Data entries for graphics
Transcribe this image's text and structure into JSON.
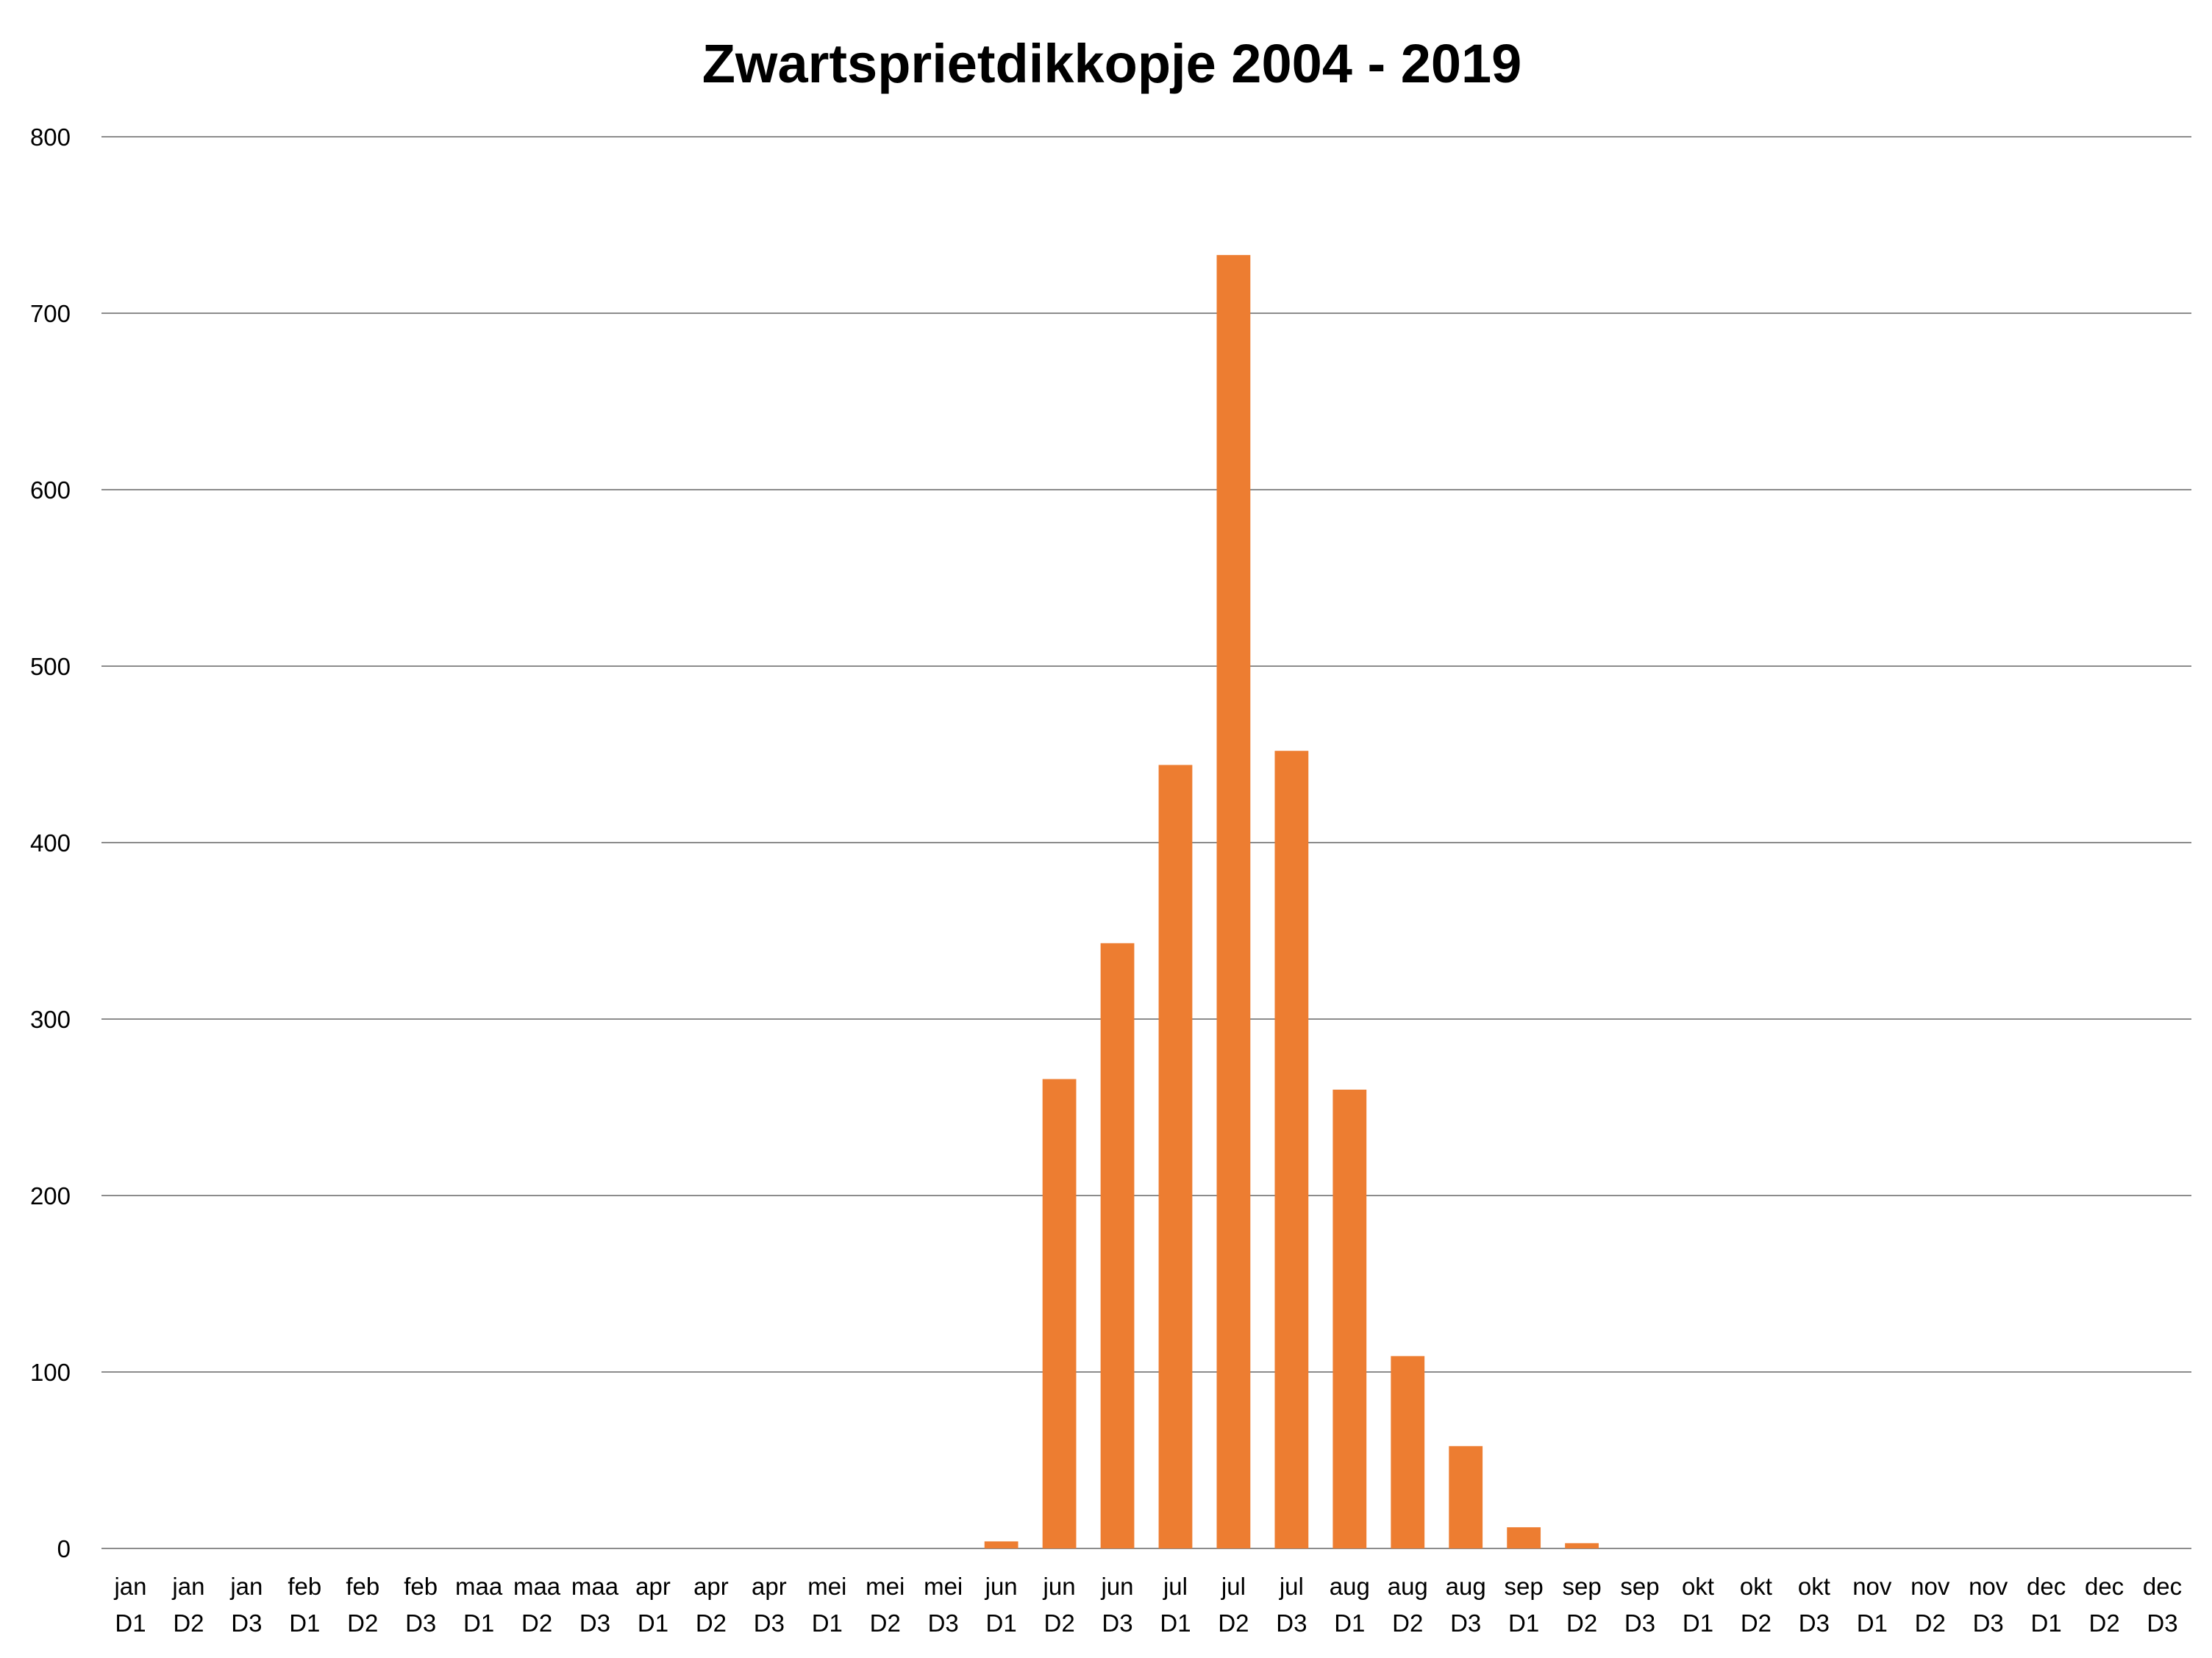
{
  "chart_data": {
    "type": "bar",
    "title": "Zwartsprietdikkopje 2004 - 2019",
    "xlabel": "",
    "ylabel": "",
    "ylim": [
      0,
      800
    ],
    "yticks": [
      0,
      100,
      200,
      300,
      400,
      500,
      600,
      700,
      800
    ],
    "grid": true,
    "legend": "none",
    "bar_color": "#ED7D31",
    "categories": [
      {
        "month": "jan",
        "decade": "D1"
      },
      {
        "month": "jan",
        "decade": "D2"
      },
      {
        "month": "jan",
        "decade": "D3"
      },
      {
        "month": "feb",
        "decade": "D1"
      },
      {
        "month": "feb",
        "decade": "D2"
      },
      {
        "month": "feb",
        "decade": "D3"
      },
      {
        "month": "maa",
        "decade": "D1"
      },
      {
        "month": "maa",
        "decade": "D2"
      },
      {
        "month": "maa",
        "decade": "D3"
      },
      {
        "month": "apr",
        "decade": "D1"
      },
      {
        "month": "apr",
        "decade": "D2"
      },
      {
        "month": "apr",
        "decade": "D3"
      },
      {
        "month": "mei",
        "decade": "D1"
      },
      {
        "month": "mei",
        "decade": "D2"
      },
      {
        "month": "mei",
        "decade": "D3"
      },
      {
        "month": "jun",
        "decade": "D1"
      },
      {
        "month": "jun",
        "decade": "D2"
      },
      {
        "month": "jun",
        "decade": "D3"
      },
      {
        "month": "jul",
        "decade": "D1"
      },
      {
        "month": "jul",
        "decade": "D2"
      },
      {
        "month": "jul",
        "decade": "D3"
      },
      {
        "month": "aug",
        "decade": "D1"
      },
      {
        "month": "aug",
        "decade": "D2"
      },
      {
        "month": "aug",
        "decade": "D3"
      },
      {
        "month": "sep",
        "decade": "D1"
      },
      {
        "month": "sep",
        "decade": "D2"
      },
      {
        "month": "sep",
        "decade": "D3"
      },
      {
        "month": "okt",
        "decade": "D1"
      },
      {
        "month": "okt",
        "decade": "D2"
      },
      {
        "month": "okt",
        "decade": "D3"
      },
      {
        "month": "nov",
        "decade": "D1"
      },
      {
        "month": "nov",
        "decade": "D2"
      },
      {
        "month": "nov",
        "decade": "D3"
      },
      {
        "month": "dec",
        "decade": "D1"
      },
      {
        "month": "dec",
        "decade": "D2"
      },
      {
        "month": "dec",
        "decade": "D3"
      }
    ],
    "values": [
      0,
      0,
      0,
      0,
      0,
      0,
      0,
      0,
      0,
      0,
      0,
      0,
      0,
      0,
      0,
      4,
      266,
      343,
      444,
      733,
      452,
      260,
      109,
      58,
      12,
      3,
      0,
      0,
      0,
      0,
      0,
      0,
      0,
      0,
      0,
      0
    ]
  }
}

THE PROBLEM – Quote each entry above verbatim and drop the pictures.

REPLY –
Transcribe this image's text and structure into JSON.
{
  "chart_data": {
    "type": "bar",
    "title": "Zwartsprietdikkopje 2004 - 2019",
    "xlabel": "",
    "ylabel": "",
    "ylim": [
      0,
      800
    ],
    "yticks": [
      0,
      100,
      200,
      300,
      400,
      500,
      600,
      700,
      800
    ],
    "grid": true,
    "legend": "none",
    "bar_color": "#ED7D31",
    "categories": [
      {
        "month": "jan",
        "decade": "D1"
      },
      {
        "month": "jan",
        "decade": "D2"
      },
      {
        "month": "jan",
        "decade": "D3"
      },
      {
        "month": "feb",
        "decade": "D1"
      },
      {
        "month": "feb",
        "decade": "D2"
      },
      {
        "month": "feb",
        "decade": "D3"
      },
      {
        "month": "maa",
        "decade": "D1"
      },
      {
        "month": "maa",
        "decade": "D2"
      },
      {
        "month": "maa",
        "decade": "D3"
      },
      {
        "month": "apr",
        "decade": "D1"
      },
      {
        "month": "apr",
        "decade": "D2"
      },
      {
        "month": "apr",
        "decade": "D3"
      },
      {
        "month": "mei",
        "decade": "D1"
      },
      {
        "month": "mei",
        "decade": "D2"
      },
      {
        "month": "mei",
        "decade": "D3"
      },
      {
        "month": "jun",
        "decade": "D1"
      },
      {
        "month": "jun",
        "decade": "D2"
      },
      {
        "month": "jun",
        "decade": "D3"
      },
      {
        "month": "jul",
        "decade": "D1"
      },
      {
        "month": "jul",
        "decade": "D2"
      },
      {
        "month": "jul",
        "decade": "D3"
      },
      {
        "month": "aug",
        "decade": "D1"
      },
      {
        "month": "aug",
        "decade": "D2"
      },
      {
        "month": "aug",
        "decade": "D3"
      },
      {
        "month": "sep",
        "decade": "D1"
      },
      {
        "month": "sep",
        "decade": "D2"
      },
      {
        "month": "sep",
        "decade": "D3"
      },
      {
        "month": "okt",
        "decade": "D1"
      },
      {
        "month": "okt",
        "decade": "D2"
      },
      {
        "month": "okt",
        "decade": "D3"
      },
      {
        "month": "nov",
        "decade": "D1"
      },
      {
        "month": "nov",
        "decade": "D2"
      },
      {
        "month": "nov",
        "decade": "D3"
      },
      {
        "month": "dec",
        "decade": "D1"
      },
      {
        "month": "dec",
        "decade": "D2"
      },
      {
        "month": "dec",
        "decade": "D3"
      }
    ],
    "values": [
      0,
      0,
      0,
      0,
      0,
      0,
      0,
      0,
      0,
      0,
      0,
      0,
      0,
      0,
      0,
      4,
      266,
      343,
      444,
      733,
      452,
      260,
      109,
      58,
      12,
      3,
      0,
      0,
      0,
      0,
      0,
      0,
      0,
      0,
      0,
      0
    ]
  }
}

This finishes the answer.